Copy out the listing that follows, exactly, without its pictures.

* * * * *

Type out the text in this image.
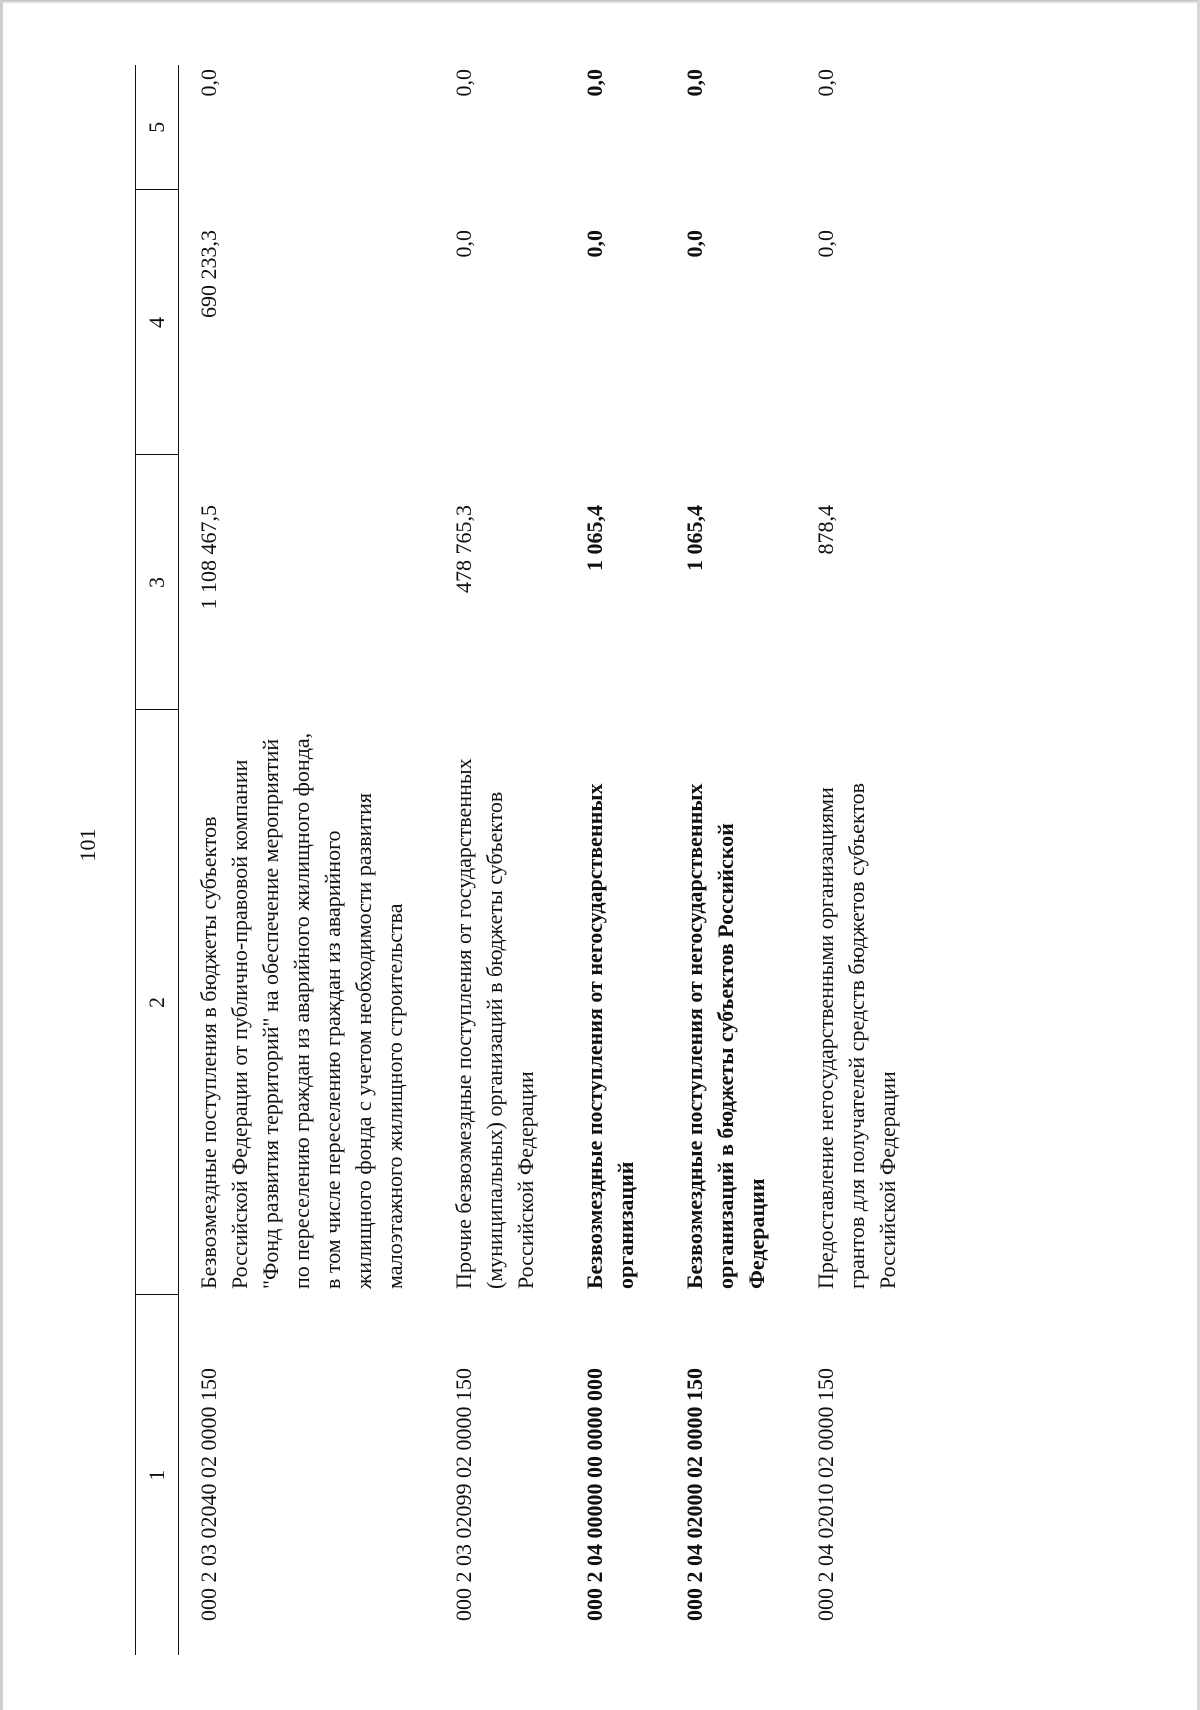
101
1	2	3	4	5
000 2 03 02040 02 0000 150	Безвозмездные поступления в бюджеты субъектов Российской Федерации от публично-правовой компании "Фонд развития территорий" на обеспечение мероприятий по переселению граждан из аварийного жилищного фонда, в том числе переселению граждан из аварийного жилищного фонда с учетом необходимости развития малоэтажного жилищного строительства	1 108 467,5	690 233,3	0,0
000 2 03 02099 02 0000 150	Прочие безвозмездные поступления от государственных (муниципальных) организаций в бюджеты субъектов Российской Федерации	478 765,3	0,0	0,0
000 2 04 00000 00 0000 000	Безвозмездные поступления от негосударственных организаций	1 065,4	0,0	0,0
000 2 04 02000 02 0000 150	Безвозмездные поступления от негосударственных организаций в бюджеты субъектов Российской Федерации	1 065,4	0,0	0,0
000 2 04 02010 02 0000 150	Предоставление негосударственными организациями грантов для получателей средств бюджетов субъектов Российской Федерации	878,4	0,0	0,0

* * * * *

THE COMPLETED TASK >>
Type out the text in this image.
101
1	2	3	4	5
000 2 03 02040 02 0000 150	Безвозмездные поступления в бюджеты субъектов Российской Федерации от публично-правовой компании "Фонд развития территорий" на обеспечение мероприятий по переселению граждан из аварийного жилищного фонда, в том числе переселению граждан из аварийного жилищного фонда с учетом необходимости развития малоэтажного жилищного строительства	1 108 467,5	690 233,3	0,0
000 2 03 02099 02 0000 150	Прочие безвозмездные поступления от государственных (муниципальных) организаций в бюджеты субъектов Российской Федерации	478 765,3	0,0	0,0
000 2 04 00000 00 0000 000	Безвозмездные поступления от негосударственных организаций	1 065,4	0,0	0,0
000 2 04 02000 02 0000 150	Безвозмездные поступления от негосударственных организаций в бюджеты субъектов Российской Федерации	1 065,4	0,0	0,0
000 2 04 02010 02 0000 150	Предоставление негосударственными организациями грантов для получателей средств бюджетов субъектов Российской Федерации	878,4	0,0	0,0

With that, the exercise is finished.